━━━━━ DATA SUPPLIED

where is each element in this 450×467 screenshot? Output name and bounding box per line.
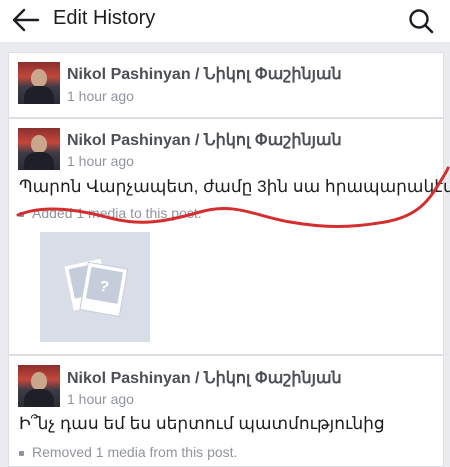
author-name[interactable]: Nikol Pashinyan / Նիկոլ Փաշինյան xyxy=(67,368,342,388)
author-name[interactable]: Nikol Pashinyan / Նիկոլ Փաշինյան xyxy=(67,130,342,150)
avatar[interactable] xyxy=(18,365,60,407)
bullet-icon xyxy=(19,211,24,217)
history-entry: Nikol Pashinyan / Նիկոլ Փաշինյան 1 hour … xyxy=(8,118,450,355)
top-bar: Edit History xyxy=(0,0,450,42)
post-text: Ի՞նչ դաս եմ ես սերտում պատմությունից xyxy=(19,414,385,433)
page-title: Edit History xyxy=(53,7,156,29)
timestamp: 1 hour ago xyxy=(67,88,134,104)
timestamp: 1 hour ago xyxy=(67,153,134,169)
history-entry: Nikol Pashinyan / Նիկոլ Փաշինյան 1 hour … xyxy=(8,52,444,118)
avatar[interactable] xyxy=(18,128,60,170)
post-text: Պարոն Վարչապետ, ժամը 3ին սա հրապարակէմ xyxy=(19,177,450,196)
history-entry: Nikol Pashinyan / Նիկոլ Փաշինյան 1 hour … xyxy=(8,355,444,467)
search-icon[interactable] xyxy=(406,6,436,36)
timestamp: 1 hour ago xyxy=(67,391,134,407)
bullet-icon xyxy=(19,450,24,456)
edit-note: Removed 1 media from this post. xyxy=(19,444,237,460)
author-name[interactable]: Nikol Pashinyan / Նիկոլ Փաշինյան xyxy=(67,64,342,84)
arrow-left-icon[interactable] xyxy=(10,6,42,34)
photo-placeholder-icon: ? xyxy=(63,257,129,318)
media-thumbnail[interactable]: ? xyxy=(40,232,150,342)
avatar[interactable] xyxy=(18,62,60,104)
edit-note: Added 1 media to this post. xyxy=(19,205,202,221)
edit-note-text: Added 1 media to this post. xyxy=(32,205,202,221)
edit-note-text: Removed 1 media from this post. xyxy=(32,444,238,460)
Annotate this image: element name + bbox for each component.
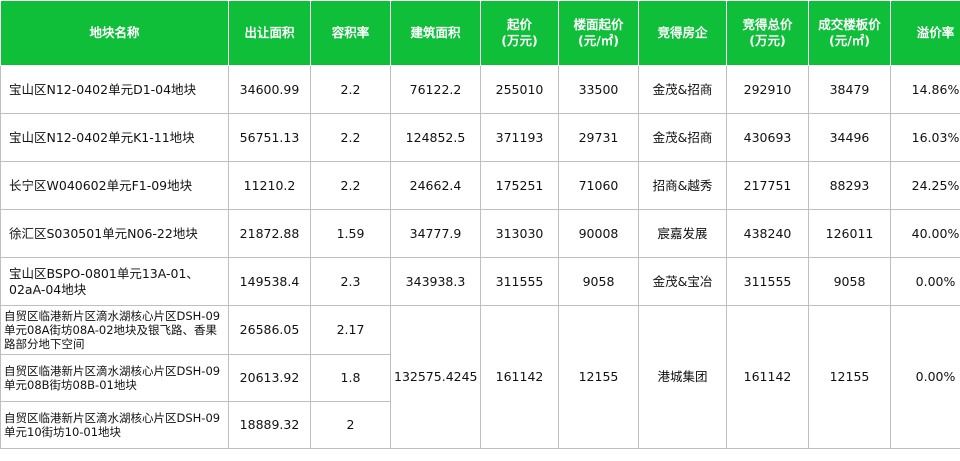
header-floor-start-price-line1: 楼面起价 bbox=[573, 17, 624, 32]
cell-building-area: 34777.9 bbox=[390, 209, 481, 258]
cell-winner: 金茂&宝冶 bbox=[638, 257, 727, 306]
cell-premium-rate: 40.00% bbox=[890, 209, 960, 258]
cell-floor-start-price: 9058 bbox=[558, 257, 639, 306]
header-deal-floor-price-line2: (元/㎡) bbox=[829, 33, 870, 48]
cell-plot-ratio: 2.2 bbox=[310, 113, 391, 162]
cell-parcel-name: 自贸区临港新片区滴水湖核心片区DSH-09单元10街坊10-01地块 bbox=[0, 401, 229, 449]
cell-parcel-name: 宝山区N12-0402单元D1-04地块 bbox=[0, 65, 229, 114]
cell-deal-floor-price: 88293 bbox=[808, 161, 891, 210]
header-total-price: 竞得总价 (万元) bbox=[726, 0, 809, 66]
cell-winner-merged: 港城集团 bbox=[638, 305, 727, 449]
header-deal-floor-price-line1: 成交楼板价 bbox=[818, 17, 881, 32]
cell-premium-rate: 16.03% bbox=[890, 113, 960, 162]
cell-parcel-name: 长宁区W040602单元F1-09地块 bbox=[0, 161, 229, 210]
cell-land-area: 20613.92 bbox=[228, 354, 311, 402]
cell-winner: 招商&越秀 bbox=[638, 161, 727, 210]
header-start-price: 起价 (万元) bbox=[480, 0, 559, 66]
cell-plot-ratio: 2.3 bbox=[310, 257, 391, 306]
cell-deal-floor-price: 126011 bbox=[808, 209, 891, 258]
cell-parcel-name: 徐汇区S030501单元N06-22地块 bbox=[0, 209, 229, 258]
header-premium-rate: 溢价率 bbox=[890, 0, 960, 66]
cell-winner: 金茂&招商 bbox=[638, 113, 727, 162]
cell-parcel-name: 自贸区临港新片区滴水湖核心片区DSH-09单元08A街坊08A-02地块及银飞路… bbox=[0, 305, 229, 355]
cell-plot-ratio: 1.59 bbox=[310, 209, 391, 258]
cell-total-price-merged: 161142 bbox=[726, 305, 809, 449]
cell-land-area: 149538.4 bbox=[228, 257, 311, 306]
cell-building-area: 24662.4 bbox=[390, 161, 481, 210]
cell-deal-floor-price: 34496 bbox=[808, 113, 891, 162]
cell-total-price: 217751 bbox=[726, 161, 809, 210]
cell-building-area-merged: 132575.4245 bbox=[390, 305, 481, 449]
header-building-area: 建筑面积 bbox=[390, 0, 481, 66]
cell-floor-start-price: 29731 bbox=[558, 113, 639, 162]
cell-building-area: 76122.2 bbox=[390, 65, 481, 114]
cell-land-area: 56751.13 bbox=[228, 113, 311, 162]
table-row: 自贸区临港新片区滴水湖核心片区DSH-09单元08A街坊08A-02地块及银飞路… bbox=[0, 305, 960, 449]
header-total-price-line1: 竞得总价 bbox=[742, 17, 793, 32]
cell-parcel-name: 自贸区临港新片区滴水湖核心片区DSH-09单元08B街坊08B-01地块 bbox=[0, 354, 229, 402]
cell-land-area: 26586.05 bbox=[228, 305, 311, 355]
cell-land-area: 18889.32 bbox=[228, 401, 311, 449]
header-row: 地块名称 出让面积 容积率 建筑面积 起价 (万元) 楼面起价 (元/㎡) 竞得房企… bbox=[0, 0, 960, 66]
cell-building-area: 343938.3 bbox=[390, 257, 481, 306]
table-row: 长宁区W040602单元F1-09地块 11210.2 2.2 24662.4 … bbox=[0, 161, 960, 210]
cell-deal-floor-price: 38479 bbox=[808, 65, 891, 114]
cell-start-price-merged: 161142 bbox=[480, 305, 559, 449]
cell-start-price: 175251 bbox=[480, 161, 559, 210]
header-start-price-line2: (万元) bbox=[501, 33, 538, 48]
table-row: 宝山区BSPO-0801单元13A-01、02aA-04地块 149538.4 … bbox=[0, 257, 960, 306]
header-deal-floor-price: 成交楼板价 (元/㎡) bbox=[808, 0, 891, 66]
cell-winner: 宸嘉发展 bbox=[638, 209, 727, 258]
cell-floor-start-price-merged: 12155 bbox=[558, 305, 639, 449]
cell-start-price: 255010 bbox=[480, 65, 559, 114]
cell-floor-start-price: 33500 bbox=[558, 65, 639, 114]
cell-building-area: 124852.5 bbox=[390, 113, 481, 162]
cell-winner: 金茂&招商 bbox=[638, 65, 727, 114]
header-start-price-line1: 起价 bbox=[506, 17, 532, 32]
header-total-price-line2: (万元) bbox=[749, 33, 786, 48]
header-plot-ratio: 容积率 bbox=[310, 0, 391, 66]
cell-floor-start-price: 90008 bbox=[558, 209, 639, 258]
header-land-area: 出让面积 bbox=[228, 0, 311, 66]
cell-premium-rate: 24.25% bbox=[890, 161, 960, 210]
cell-plot-ratio: 2 bbox=[310, 401, 391, 449]
table-row: 宝山区N12-0402单元K1-11地块 56751.13 2.2 124852… bbox=[0, 113, 960, 162]
cell-total-price: 311555 bbox=[726, 257, 809, 306]
cell-start-price: 371193 bbox=[480, 113, 559, 162]
cell-land-area: 21872.88 bbox=[228, 209, 311, 258]
cell-deal-floor-price: 9058 bbox=[808, 257, 891, 306]
cell-plot-ratio: 1.8 bbox=[310, 354, 391, 402]
cell-parcel-name: 宝山区BSPO-0801单元13A-01、02aA-04地块 bbox=[0, 257, 229, 306]
cell-plot-ratio: 2.2 bbox=[310, 161, 391, 210]
cell-total-price: 430693 bbox=[726, 113, 809, 162]
cell-deal-floor-price-merged: 12155 bbox=[808, 305, 891, 449]
header-parcel-name: 地块名称 bbox=[0, 0, 229, 66]
cell-parcel-name: 宝山区N12-0402单元K1-11地块 bbox=[0, 113, 229, 162]
cell-land-area: 11210.2 bbox=[228, 161, 311, 210]
cell-premium-rate-merged: 0.00% bbox=[890, 305, 960, 449]
header-winner: 竞得房企 bbox=[638, 0, 727, 66]
cell-plot-ratio: 2.17 bbox=[310, 305, 391, 355]
table-row: 徐汇区S030501单元N06-22地块 21872.88 1.59 34777… bbox=[0, 209, 960, 258]
cell-premium-rate: 0.00% bbox=[890, 257, 960, 306]
cell-total-price: 292910 bbox=[726, 65, 809, 114]
header-floor-start-price: 楼面起价 (元/㎡) bbox=[558, 0, 639, 66]
land-auction-table: 地块名称 出让面积 容积率 建筑面积 起价 (万元) 楼面起价 (元/㎡) 竞得房企… bbox=[0, 0, 960, 449]
table-row: 宝山区N12-0402单元D1-04地块 34600.99 2.2 76122.… bbox=[0, 65, 960, 114]
cell-floor-start-price: 71060 bbox=[558, 161, 639, 210]
header-floor-start-price-line2: (元/㎡) bbox=[578, 33, 619, 48]
cell-land-area: 34600.99 bbox=[228, 65, 311, 114]
cell-premium-rate: 14.86% bbox=[890, 65, 960, 114]
cell-plot-ratio: 2.2 bbox=[310, 65, 391, 114]
cell-total-price: 438240 bbox=[726, 209, 809, 258]
cell-start-price: 313030 bbox=[480, 209, 559, 258]
cell-start-price: 311555 bbox=[480, 257, 559, 306]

━━━━━━━━━━

■ WHAT IS ASKED
Transcribe verbatim the rows from the one containing "Նիկոլ Փաշինյան xyxy=(67,368,342,388)" through the one containing "page-title: Edit History xyxy=(53,7,156,29)", both included.

■ PROBLEM SOLUTION
author-name[interactable]: Nikol Pashinyan / Նիկոլ Փաշինյան xyxy=(67,368,342,388)
author-name[interactable]: Nikol Pashinyan / Նիկոլ Փաշինյան xyxy=(67,130,342,150)
avatar[interactable] xyxy=(18,365,60,407)
bullet-icon xyxy=(19,211,24,217)
history-entry: Nikol Pashinyan / Նիկոլ Փաշինյան 1 hour … xyxy=(8,118,450,355)
top-bar: Edit History xyxy=(0,0,450,42)
post-text: Ի՞նչ դաս եմ ես սերտում պատմությունից xyxy=(19,414,385,433)
page-title: Edit History xyxy=(53,7,156,29)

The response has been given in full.